§ Exercise brief
Make an exact copy of all the entries, but do not reproduce the pictures.

━━━ Excerpted data ━━━

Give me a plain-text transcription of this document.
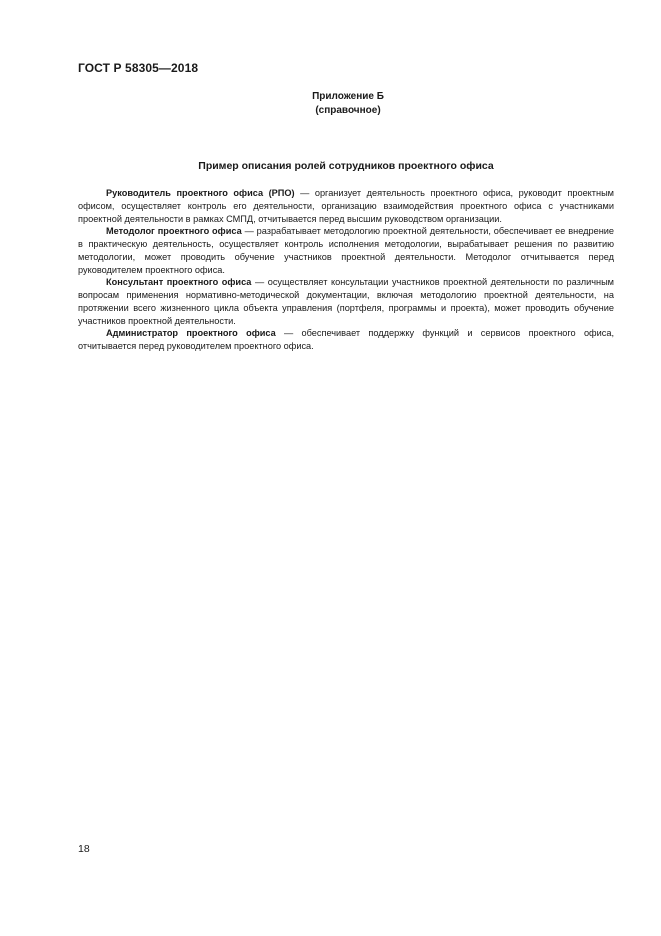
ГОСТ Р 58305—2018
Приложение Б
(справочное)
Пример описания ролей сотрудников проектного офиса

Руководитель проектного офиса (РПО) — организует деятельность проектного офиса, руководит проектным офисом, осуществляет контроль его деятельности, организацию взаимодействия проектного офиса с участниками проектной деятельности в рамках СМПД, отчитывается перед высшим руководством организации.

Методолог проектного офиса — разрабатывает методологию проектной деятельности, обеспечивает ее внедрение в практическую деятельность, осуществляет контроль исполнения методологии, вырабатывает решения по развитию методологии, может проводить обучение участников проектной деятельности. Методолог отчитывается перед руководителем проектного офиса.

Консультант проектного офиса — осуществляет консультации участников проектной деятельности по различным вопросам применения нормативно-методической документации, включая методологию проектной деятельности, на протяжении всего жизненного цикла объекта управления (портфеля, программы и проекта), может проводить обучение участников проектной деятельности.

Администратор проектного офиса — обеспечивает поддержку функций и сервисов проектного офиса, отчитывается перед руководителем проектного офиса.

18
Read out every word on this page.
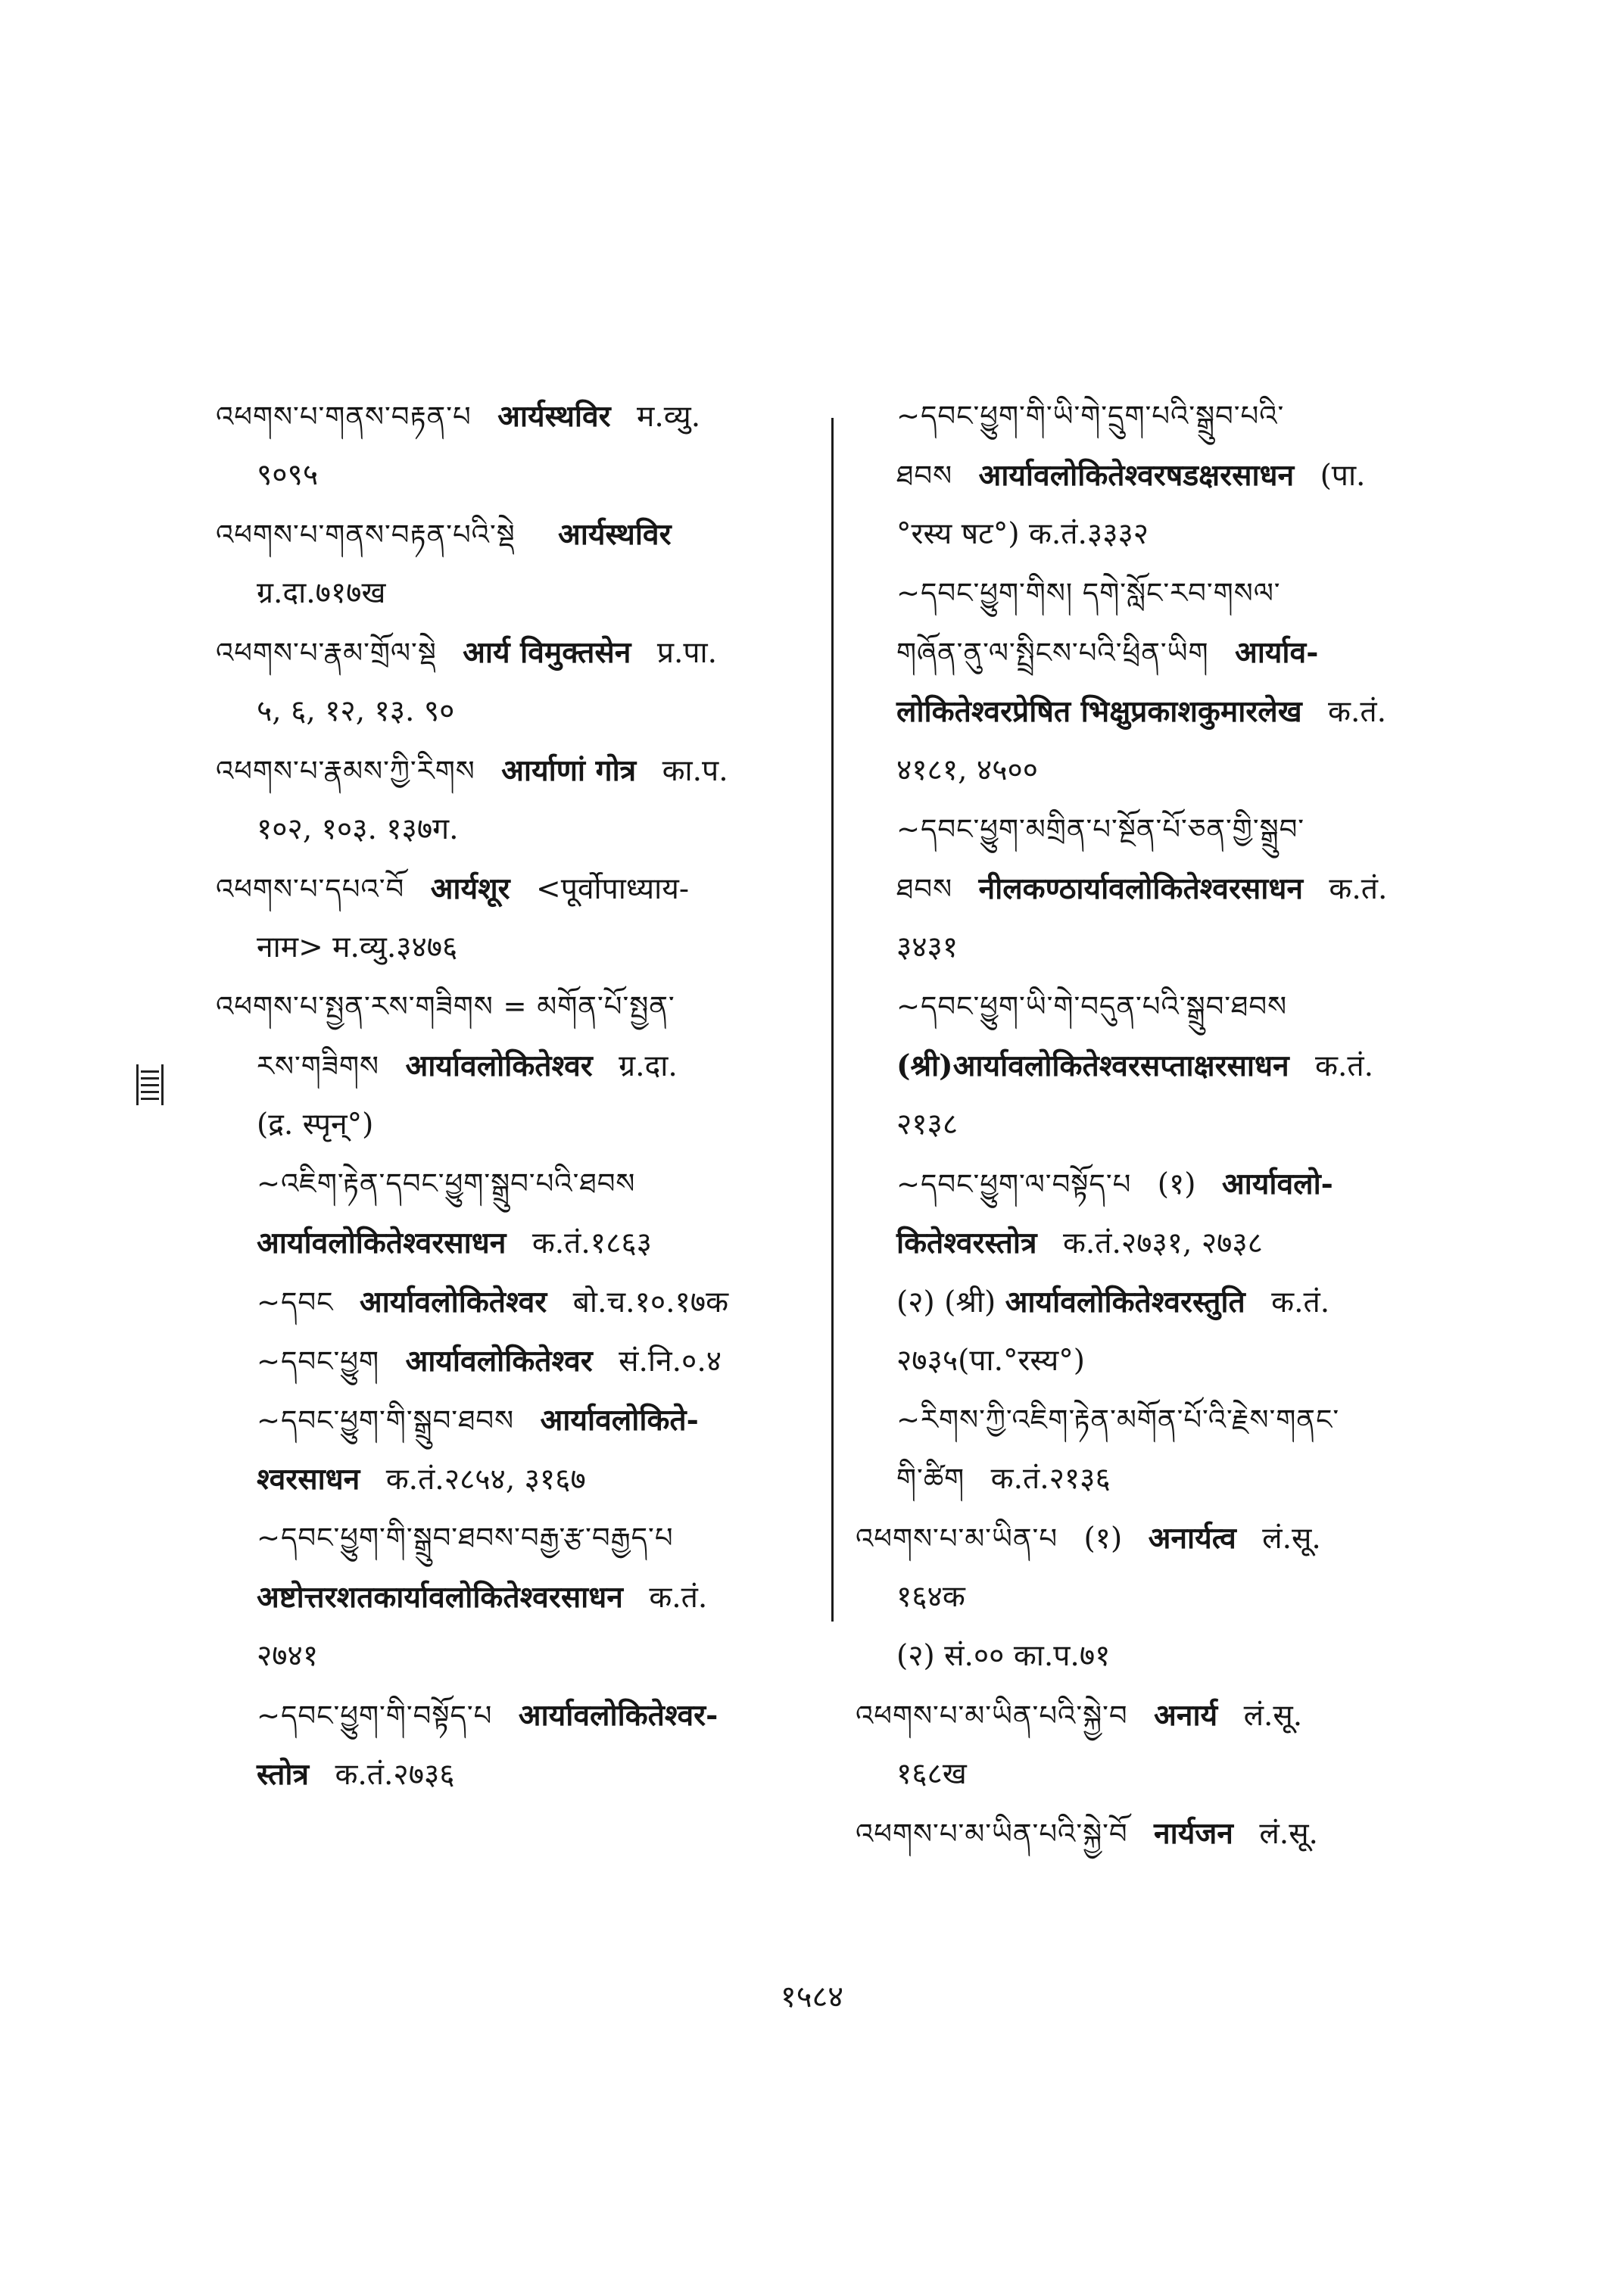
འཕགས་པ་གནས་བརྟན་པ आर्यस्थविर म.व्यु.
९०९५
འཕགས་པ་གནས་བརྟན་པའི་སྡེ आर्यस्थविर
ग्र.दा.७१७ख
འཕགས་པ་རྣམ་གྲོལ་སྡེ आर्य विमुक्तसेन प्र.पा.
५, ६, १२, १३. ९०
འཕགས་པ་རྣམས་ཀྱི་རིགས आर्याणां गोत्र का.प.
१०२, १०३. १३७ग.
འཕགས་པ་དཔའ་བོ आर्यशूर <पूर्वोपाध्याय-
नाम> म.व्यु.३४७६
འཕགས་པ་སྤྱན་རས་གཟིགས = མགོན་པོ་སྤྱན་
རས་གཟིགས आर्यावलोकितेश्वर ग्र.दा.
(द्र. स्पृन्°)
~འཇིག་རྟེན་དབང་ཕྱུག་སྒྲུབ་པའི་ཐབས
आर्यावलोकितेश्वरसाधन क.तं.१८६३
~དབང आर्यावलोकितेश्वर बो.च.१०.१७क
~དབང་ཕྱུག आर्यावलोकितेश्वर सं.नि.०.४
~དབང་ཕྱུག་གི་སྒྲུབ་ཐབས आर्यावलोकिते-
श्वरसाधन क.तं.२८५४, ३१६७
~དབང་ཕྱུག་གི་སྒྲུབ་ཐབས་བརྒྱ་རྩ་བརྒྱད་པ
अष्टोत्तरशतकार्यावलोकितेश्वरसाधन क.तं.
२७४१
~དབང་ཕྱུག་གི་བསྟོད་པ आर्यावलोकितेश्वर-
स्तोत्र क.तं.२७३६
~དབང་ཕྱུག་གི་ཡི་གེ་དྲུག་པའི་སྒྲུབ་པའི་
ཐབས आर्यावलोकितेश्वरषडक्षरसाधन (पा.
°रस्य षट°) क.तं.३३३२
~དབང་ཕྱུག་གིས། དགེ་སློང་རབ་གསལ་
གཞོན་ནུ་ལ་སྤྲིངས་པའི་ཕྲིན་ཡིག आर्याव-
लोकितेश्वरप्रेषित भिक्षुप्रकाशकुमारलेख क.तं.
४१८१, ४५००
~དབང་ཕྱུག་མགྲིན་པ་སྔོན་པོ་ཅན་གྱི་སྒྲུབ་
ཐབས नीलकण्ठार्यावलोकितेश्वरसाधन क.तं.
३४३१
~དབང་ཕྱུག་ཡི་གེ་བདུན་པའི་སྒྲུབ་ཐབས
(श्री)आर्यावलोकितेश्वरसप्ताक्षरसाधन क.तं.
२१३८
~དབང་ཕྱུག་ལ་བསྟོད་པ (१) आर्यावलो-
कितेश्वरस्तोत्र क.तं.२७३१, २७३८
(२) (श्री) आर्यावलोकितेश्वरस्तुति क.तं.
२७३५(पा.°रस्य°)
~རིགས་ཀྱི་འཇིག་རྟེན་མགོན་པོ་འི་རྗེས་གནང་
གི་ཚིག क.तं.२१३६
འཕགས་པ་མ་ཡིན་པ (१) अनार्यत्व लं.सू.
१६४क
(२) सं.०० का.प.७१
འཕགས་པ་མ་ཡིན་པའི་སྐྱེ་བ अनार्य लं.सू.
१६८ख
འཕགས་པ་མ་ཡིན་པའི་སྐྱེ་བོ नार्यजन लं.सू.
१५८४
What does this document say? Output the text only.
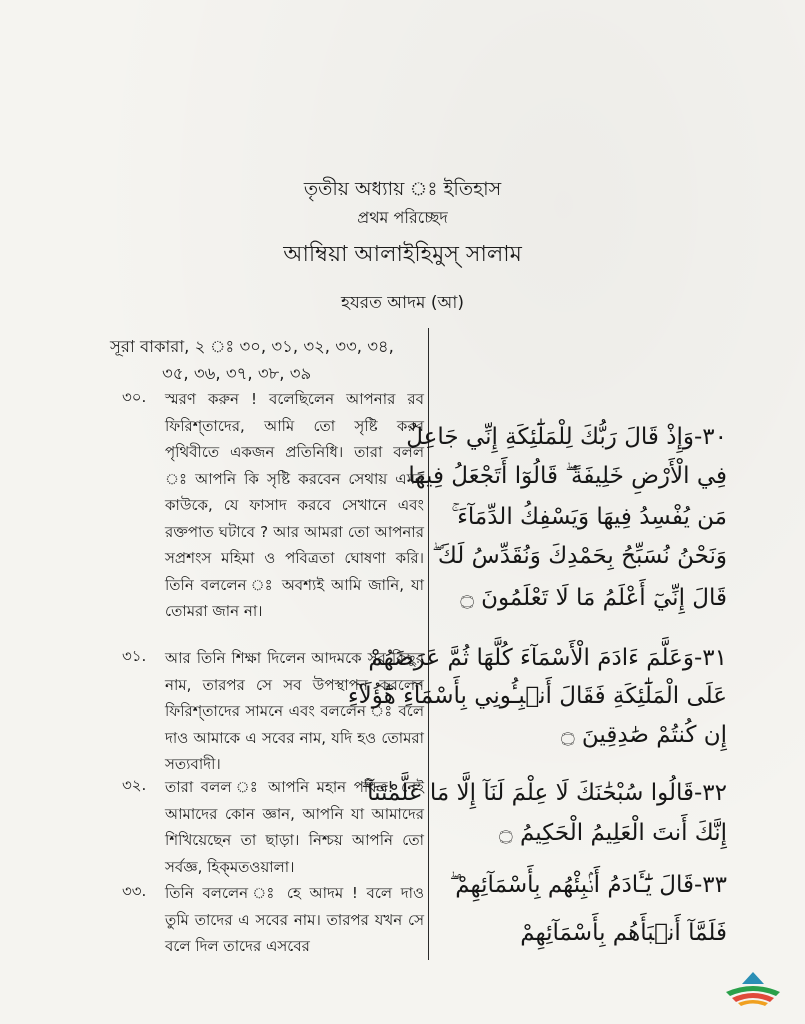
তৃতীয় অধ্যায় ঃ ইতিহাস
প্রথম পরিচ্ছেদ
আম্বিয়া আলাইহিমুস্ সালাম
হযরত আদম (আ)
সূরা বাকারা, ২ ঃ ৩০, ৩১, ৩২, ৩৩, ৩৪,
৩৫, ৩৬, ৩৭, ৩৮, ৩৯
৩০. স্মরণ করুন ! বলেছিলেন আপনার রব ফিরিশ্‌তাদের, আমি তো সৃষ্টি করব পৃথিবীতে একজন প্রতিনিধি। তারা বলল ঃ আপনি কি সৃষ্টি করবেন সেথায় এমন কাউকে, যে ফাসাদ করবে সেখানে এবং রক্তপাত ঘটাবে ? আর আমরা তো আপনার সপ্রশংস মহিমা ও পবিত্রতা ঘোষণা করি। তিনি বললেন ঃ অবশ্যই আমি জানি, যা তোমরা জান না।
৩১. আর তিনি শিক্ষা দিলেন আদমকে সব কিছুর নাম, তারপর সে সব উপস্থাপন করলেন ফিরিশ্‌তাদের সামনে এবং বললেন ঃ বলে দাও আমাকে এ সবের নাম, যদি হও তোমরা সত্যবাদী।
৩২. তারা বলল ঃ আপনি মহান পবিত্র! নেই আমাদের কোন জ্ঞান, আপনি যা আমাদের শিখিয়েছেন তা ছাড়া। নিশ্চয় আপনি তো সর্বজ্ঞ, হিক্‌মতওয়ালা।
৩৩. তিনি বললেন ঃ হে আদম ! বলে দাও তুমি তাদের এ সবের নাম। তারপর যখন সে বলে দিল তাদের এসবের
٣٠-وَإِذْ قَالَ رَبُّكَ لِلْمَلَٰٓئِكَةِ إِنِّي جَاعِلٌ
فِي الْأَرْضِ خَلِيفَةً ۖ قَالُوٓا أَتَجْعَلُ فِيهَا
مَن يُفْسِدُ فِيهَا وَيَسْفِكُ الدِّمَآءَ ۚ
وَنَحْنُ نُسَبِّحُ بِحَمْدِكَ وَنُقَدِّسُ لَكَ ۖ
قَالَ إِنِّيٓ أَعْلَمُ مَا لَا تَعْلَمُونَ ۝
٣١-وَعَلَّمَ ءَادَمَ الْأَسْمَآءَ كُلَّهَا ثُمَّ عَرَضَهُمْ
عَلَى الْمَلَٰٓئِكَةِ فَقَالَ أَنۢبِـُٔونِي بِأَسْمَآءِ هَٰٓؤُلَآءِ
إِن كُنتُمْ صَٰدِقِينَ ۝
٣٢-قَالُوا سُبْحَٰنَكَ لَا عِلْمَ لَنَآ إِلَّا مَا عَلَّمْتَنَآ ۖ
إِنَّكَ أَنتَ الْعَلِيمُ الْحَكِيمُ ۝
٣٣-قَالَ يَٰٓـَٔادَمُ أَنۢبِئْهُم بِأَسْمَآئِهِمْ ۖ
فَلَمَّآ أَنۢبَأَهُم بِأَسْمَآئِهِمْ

━━━

§ Solution for this problem
Give me a plain-text transcription of this document.
ГОСТ Р 58305—2018
Приложение Б
(справочное)
Пример описания ролей сотрудников проектного офиса

Руководитель проектного офиса (РПО) — организует деятельность проектного офиса, руководит проектным офисом, осуществляет контроль его деятельности, организацию взаимодействия проектного офиса с участниками проектной деятельности в рамках СМПД, отчитывается перед высшим руководством организации.

Методолог проектного офиса — разрабатывает методологию проектной деятельности, обеспечивает ее внедрение в практическую деятельность, осуществляет контроль исполнения методологии, вырабатывает решения по развитию методологии, может проводить обучение участников проектной деятельности. Методолог отчитывается перед руководителем проектного офиса.

Консультант проектного офиса — осуществляет консультации участников проектной деятельности по различным вопросам применения нормативно-методической документации, включая методологию проектной деятельности, на протяжении всего жизненного цикла объекта управления (портфеля, программы и проекта), может проводить обучение участников проектной деятельности.

Администратор проектного офиса — обеспечивает поддержку функций и сервисов проектного офиса, отчитывается перед руководителем проектного офиса.

18
Read out every word on this page.
འཕགས་པ་གནས་བརྟན་པ आर्यस्थविर म.व्यु.
९०९५
འཕགས་པ་གནས་བརྟན་པའི་སྡེ आर्यस्थविर
ग्र.दा.७१७ख
འཕགས་པ་རྣམ་གྲོལ་སྡེ आर्य विमुक्तसेन प्र.पा.
५, ६, १२, १३. ९०
འཕགས་པ་རྣམས་ཀྱི་རིགས आर्याणां गोत्र का.प.
१०२, १०३. १३७ग.
འཕགས་པ་དཔའ་བོ आर्यशूर <पूर्वोपाध्याय-
नाम> म.व्यु.३४७६
འཕགས་པ་སྤྱན་རས་གཟིགས = མགོན་པོ་སྤྱན་
རས་གཟིགས आर्यावलोकितेश्वर ग्र.दा.
(द्र. स्पृन्°)
~འཇིག་རྟེན་དབང་ཕྱུག་སྒྲུབ་པའི་ཐབས
आर्यावलोकितेश्वरसाधन क.तं.१८६३
~དབང आर्यावलोकितेश्वर बो.च.१०.१७क
~དབང་ཕྱུག आर्यावलोकितेश्वर सं.नि.०.४
~དབང་ཕྱུག་གི་སྒྲུབ་ཐབས आर्यावलोकिते-
श्वरसाधन क.तं.२८५४, ३१६७
~དབང་ཕྱུག་གི་སྒྲུབ་ཐབས་བརྒྱ་རྩ་བརྒྱད་པ
अष्टोत्तरशतकार्यावलोकितेश्वरसाधन क.तं.
२७४१
~དབང་ཕྱུག་གི་བསྟོད་པ आर्यावलोकितेश्वर-
स्तोत्र क.तं.२७३६
~དབང་ཕྱུག་གི་ཡི་གེ་དྲུག་པའི་སྒྲུབ་པའི་
ཐབས आर्यावलोकितेश्वरषडक्षरसाधन (पा.
°रस्य षट°) क.तं.३३३२
~དབང་ཕྱུག་གིས། དགེ་སློང་རབ་གསལ་
གཞོན་ནུ་ལ་སྤྲིངས་པའི་ཕྲིན་ཡིག आर्याव-
लोकितेश्वरप्रेषित भिक्षुप्रकाशकुमारलेख क.तं.
४१८१, ४५००
~དབང་ཕྱུག་མགྲིན་པ་སྔོན་པོ་ཅན་གྱི་སྒྲུབ་
ཐབས नीलकण्ठार्यावलोकितेश्वरसाधन क.तं.
३४३१
~དབང་ཕྱུག་ཡི་གེ་བདུན་པའི་སྒྲུབ་ཐབས
(श्री)आर्यावलोकितेश्वरसप्ताक्षरसाधन क.तं.
२१३८
~དབང་ཕྱུག་ལ་བསྟོད་པ (१) आर्यावलो-
कितेश्वरस्तोत्र क.तं.२७३१, २७३८
(२) (श्री) आर्यावलोकितेश्वरस्तुति क.तं.
२७३५(पा.°रस्य°)
~རིགས་ཀྱི་འཇིག་རྟེན་མགོན་པོ་འི་རྗེས་གནང་
གི་ཚིག क.तं.२१३६
འཕགས་པ་མ་ཡིན་པ (१) अनार्यत्व लं.सू.
१६४क
(२) सं.०० का.प.७१
འཕགས་པ་མ་ཡིན་པའི་སྐྱེ་བ अनार्य लं.सू.
१६८ख
འཕགས་པ་མ་ཡིན་པའི་སྐྱེ་བོ नार्यजन लं.सू.
१५८४
What does this document say? Output the text only.
তৃতীয় অধ্যায় ঃ ইতিহাস
প্রথম পরিচ্ছেদ
আম্বিয়া আলাইহিমুস্ সালাম
হযরত আদম (আ)
সূরা বাকারা, ২ ঃ ৩০, ৩১, ৩২, ৩৩, ৩৪,
৩৫, ৩৬, ৩৭, ৩৮, ৩৯
৩০. স্মরণ করুন ! বলেছিলেন আপনার রব ফিরিশ্‌তাদের, আমি তো সৃষ্টি করব পৃথিবীতে একজন প্রতিনিধি। তারা বলল ঃ আপনি কি সৃষ্টি করবেন সেথায় এমন কাউকে, যে ফাসাদ করবে সেখানে এবং রক্তপাত ঘটাবে ? আর আমরা তো আপনার সপ্রশংস মহিমা ও পবিত্রতা ঘোষণা করি। তিনি বললেন ঃ অবশ্যই আমি জানি, যা তোমরা জান না।
৩১. আর তিনি শিক্ষা দিলেন আদমকে সব কিছুর নাম, তারপর সে সব উপস্থাপন করলেন ফিরিশ্‌তাদের সামনে এবং বললেন ঃ বলে দাও আমাকে এ সবের নাম, যদি হও তোমরা সত্যবাদী।
৩২. তারা বলল ঃ আপনি মহান পবিত্র! নেই আমাদের কোন জ্ঞান, আপনি যা আমাদের শিখিয়েছেন তা ছাড়া। নিশ্চয় আপনি তো সর্বজ্ঞ, হিক্‌মতওয়ালা।
৩৩. তিনি বললেন ঃ হে আদম ! বলে দাও তুমি তাদের এ সবের নাম। তারপর যখন সে বলে দিল তাদের এসবের
٣٠-وَإِذْ قَالَ رَبُّكَ لِلْمَلَٰٓئِكَةِ إِنِّي جَاعِلٌ
فِي الْأَرْضِ خَلِيفَةً ۖ قَالُوٓا أَتَجْعَلُ فِيهَا
مَن يُفْسِدُ فِيهَا وَيَسْفِكُ الدِّمَآءَ ۚ
وَنَحْنُ نُسَبِّحُ بِحَمْدِكَ وَنُقَدِّسُ لَكَ ۖ
قَالَ إِنِّيٓ أَعْلَمُ مَا لَا تَعْلَمُونَ ۝
٣١-وَعَلَّمَ ءَادَمَ الْأَسْمَآءَ كُلَّهَا ثُمَّ عَرَضَهُمْ
عَلَى الْمَلَٰٓئِكَةِ فَقَالَ أَنۢبِـُٔونِي بِأَسْمَآءِ هَٰٓؤُلَآءِ
إِن كُنتُمْ صَٰدِقِينَ ۝
٣٢-قَالُوا سُبْحَٰنَكَ لَا عِلْمَ لَنَآ إِلَّا مَا عَلَّمْتَنَآ ۖ
إِنَّكَ أَنتَ الْعَلِيمُ الْحَكِيمُ ۝
٣٣-قَالَ يَٰٓـَٔادَمُ أَنۢبِئْهُم بِأَسْمَآئِهِمْ ۖ
فَلَمَّآ أَنۢبَأَهُم بِأَسْمَآئِهِمْ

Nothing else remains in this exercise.